*Work to be completed*. Copy out all lines with the word "that" in them.

* begin Listed records *

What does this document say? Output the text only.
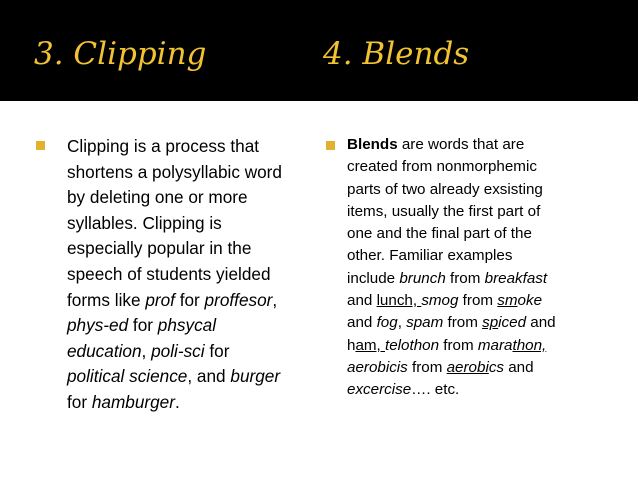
3. Clipping	4. Blends
Clipping is a process that
shortens a polysyllabic word
by deleting one or more
syllables. Clipping is
especially popular in the
speech of students yielded
forms like prof for proffesor,
phys-ed for phsycal
education, poli-sci for
political science, and burger
for hamburger.
Blends are words that are
created from nonmorphemic
parts of two already exsisting
items, usually the first part of
one and the final part of the
other. Familiar examples
include brunch from breakfast
and lunch, smog from smoke
and fog, spam from spiced and
ham, telothon from marathon,
aerobicis from aerobics and
excercise…. etc.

* end Listed records *

*Complete answer*.
Clipping is a process that
Blends are words that are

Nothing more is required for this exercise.